>> begin

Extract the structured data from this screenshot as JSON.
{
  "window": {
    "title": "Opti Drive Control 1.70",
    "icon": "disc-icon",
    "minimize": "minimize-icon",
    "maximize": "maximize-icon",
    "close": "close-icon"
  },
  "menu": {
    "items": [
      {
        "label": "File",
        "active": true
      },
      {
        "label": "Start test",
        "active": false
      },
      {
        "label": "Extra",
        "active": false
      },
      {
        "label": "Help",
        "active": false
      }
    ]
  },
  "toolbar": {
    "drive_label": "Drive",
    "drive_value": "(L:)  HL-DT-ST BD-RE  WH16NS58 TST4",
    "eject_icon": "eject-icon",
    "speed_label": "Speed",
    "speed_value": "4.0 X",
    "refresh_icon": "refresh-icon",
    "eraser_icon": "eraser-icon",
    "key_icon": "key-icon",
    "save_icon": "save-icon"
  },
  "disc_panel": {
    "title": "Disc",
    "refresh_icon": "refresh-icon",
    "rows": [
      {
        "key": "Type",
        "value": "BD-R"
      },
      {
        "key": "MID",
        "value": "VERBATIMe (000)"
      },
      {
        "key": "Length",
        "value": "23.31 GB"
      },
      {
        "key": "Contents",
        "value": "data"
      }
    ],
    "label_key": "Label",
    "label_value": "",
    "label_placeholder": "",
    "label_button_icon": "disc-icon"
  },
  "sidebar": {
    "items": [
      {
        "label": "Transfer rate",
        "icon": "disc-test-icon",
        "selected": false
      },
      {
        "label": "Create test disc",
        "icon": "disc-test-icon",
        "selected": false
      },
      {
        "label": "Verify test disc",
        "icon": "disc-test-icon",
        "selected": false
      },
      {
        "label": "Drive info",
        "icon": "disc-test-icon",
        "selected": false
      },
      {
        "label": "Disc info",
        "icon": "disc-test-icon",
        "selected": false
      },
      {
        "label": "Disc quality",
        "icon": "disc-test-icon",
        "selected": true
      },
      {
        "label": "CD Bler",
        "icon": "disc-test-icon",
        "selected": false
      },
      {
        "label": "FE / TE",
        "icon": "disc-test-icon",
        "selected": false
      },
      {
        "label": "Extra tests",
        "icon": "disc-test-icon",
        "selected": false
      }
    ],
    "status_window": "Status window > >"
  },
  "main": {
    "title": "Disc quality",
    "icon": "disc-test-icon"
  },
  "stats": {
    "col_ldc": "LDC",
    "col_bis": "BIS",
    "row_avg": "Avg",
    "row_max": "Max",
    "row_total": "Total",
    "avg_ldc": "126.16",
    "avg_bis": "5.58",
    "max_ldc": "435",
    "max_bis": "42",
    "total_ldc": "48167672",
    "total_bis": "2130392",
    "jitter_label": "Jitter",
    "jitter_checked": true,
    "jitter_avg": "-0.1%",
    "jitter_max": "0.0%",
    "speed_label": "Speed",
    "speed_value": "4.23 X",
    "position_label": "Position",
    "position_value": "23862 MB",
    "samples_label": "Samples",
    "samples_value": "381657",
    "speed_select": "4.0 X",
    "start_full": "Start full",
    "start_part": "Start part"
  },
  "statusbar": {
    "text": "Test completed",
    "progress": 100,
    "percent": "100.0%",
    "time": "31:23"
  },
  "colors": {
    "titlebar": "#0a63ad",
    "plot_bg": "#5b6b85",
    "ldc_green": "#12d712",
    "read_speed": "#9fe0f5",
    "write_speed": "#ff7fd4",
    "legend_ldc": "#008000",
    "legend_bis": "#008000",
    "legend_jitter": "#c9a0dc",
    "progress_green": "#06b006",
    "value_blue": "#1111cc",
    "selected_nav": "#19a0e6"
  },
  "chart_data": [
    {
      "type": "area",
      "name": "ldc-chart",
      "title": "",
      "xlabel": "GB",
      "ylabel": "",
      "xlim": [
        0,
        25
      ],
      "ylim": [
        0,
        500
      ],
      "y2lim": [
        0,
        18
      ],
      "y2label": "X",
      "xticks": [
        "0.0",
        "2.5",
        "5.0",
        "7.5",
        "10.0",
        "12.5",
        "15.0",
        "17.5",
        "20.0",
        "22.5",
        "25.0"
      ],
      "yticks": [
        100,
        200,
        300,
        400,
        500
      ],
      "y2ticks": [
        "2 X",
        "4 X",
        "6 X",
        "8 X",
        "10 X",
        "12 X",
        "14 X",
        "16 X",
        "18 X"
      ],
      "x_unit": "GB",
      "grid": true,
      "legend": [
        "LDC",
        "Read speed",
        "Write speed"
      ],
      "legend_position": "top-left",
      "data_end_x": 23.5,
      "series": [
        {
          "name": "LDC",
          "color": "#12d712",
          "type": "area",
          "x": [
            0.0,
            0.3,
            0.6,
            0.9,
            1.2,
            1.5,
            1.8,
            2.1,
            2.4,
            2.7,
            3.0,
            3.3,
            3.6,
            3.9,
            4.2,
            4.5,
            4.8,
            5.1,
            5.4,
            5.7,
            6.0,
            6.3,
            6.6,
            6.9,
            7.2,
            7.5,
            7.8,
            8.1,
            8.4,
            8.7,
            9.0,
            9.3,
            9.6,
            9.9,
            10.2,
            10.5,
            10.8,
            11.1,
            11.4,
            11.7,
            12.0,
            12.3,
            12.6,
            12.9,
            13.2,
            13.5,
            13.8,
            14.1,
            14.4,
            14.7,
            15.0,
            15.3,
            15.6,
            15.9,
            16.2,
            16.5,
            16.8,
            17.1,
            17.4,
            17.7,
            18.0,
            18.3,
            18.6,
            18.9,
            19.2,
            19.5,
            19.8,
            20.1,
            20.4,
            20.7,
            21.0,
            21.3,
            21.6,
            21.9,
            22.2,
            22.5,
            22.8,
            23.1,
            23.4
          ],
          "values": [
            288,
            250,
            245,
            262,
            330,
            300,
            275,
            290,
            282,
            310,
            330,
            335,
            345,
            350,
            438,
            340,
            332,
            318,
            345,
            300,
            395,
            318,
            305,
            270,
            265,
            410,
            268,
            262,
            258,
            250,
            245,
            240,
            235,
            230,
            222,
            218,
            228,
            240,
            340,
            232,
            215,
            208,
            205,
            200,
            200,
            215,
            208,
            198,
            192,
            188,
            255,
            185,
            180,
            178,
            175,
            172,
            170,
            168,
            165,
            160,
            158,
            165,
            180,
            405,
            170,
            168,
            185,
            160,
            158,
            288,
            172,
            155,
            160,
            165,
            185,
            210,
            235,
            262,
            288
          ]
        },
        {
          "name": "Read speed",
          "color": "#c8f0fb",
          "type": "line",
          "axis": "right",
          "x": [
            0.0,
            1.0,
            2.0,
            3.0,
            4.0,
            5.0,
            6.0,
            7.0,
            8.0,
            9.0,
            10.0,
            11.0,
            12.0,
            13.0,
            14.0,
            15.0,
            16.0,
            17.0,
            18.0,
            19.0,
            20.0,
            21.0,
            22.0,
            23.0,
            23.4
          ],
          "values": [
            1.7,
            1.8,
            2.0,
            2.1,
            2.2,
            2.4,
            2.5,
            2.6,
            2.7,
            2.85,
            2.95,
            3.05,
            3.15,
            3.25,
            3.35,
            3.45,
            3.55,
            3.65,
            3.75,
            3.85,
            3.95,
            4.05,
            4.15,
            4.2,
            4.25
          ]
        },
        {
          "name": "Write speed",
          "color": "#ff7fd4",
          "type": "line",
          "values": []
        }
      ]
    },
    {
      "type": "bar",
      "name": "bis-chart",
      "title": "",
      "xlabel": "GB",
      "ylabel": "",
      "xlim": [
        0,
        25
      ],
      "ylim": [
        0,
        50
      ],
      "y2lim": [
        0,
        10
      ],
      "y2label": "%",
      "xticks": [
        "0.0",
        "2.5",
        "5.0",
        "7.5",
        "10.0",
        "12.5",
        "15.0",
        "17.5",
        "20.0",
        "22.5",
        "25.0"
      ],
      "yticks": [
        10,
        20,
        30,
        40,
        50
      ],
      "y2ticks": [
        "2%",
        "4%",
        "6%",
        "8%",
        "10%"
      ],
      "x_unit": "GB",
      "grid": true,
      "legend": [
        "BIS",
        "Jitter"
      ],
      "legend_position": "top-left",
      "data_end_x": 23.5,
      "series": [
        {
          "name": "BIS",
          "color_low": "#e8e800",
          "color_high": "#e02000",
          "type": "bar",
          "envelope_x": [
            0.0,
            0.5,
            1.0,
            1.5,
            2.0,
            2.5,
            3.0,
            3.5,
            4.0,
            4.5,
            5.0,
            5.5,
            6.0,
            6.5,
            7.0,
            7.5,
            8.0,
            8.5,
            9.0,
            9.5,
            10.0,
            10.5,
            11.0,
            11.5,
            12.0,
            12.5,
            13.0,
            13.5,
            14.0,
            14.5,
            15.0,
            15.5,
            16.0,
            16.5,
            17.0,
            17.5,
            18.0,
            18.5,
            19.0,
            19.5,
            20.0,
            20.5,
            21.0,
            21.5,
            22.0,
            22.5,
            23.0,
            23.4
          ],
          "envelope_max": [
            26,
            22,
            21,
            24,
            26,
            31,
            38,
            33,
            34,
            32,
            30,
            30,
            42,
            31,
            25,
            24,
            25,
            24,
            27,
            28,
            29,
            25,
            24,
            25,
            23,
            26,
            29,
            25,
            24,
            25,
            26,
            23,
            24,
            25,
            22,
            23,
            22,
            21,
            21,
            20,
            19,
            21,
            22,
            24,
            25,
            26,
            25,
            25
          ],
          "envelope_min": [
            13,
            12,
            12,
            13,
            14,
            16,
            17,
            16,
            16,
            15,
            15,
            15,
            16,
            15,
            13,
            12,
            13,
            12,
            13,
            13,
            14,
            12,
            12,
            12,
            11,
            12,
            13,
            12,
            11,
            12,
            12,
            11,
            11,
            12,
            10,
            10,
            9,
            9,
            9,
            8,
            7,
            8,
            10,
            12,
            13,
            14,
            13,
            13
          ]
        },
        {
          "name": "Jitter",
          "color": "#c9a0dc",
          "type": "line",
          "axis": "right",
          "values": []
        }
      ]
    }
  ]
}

>> end

*AIM OF THE EXERCISE*:
Identify how many lines in the entries above include the string "Start", then state that number alone.

*TASK ANSWER*:
3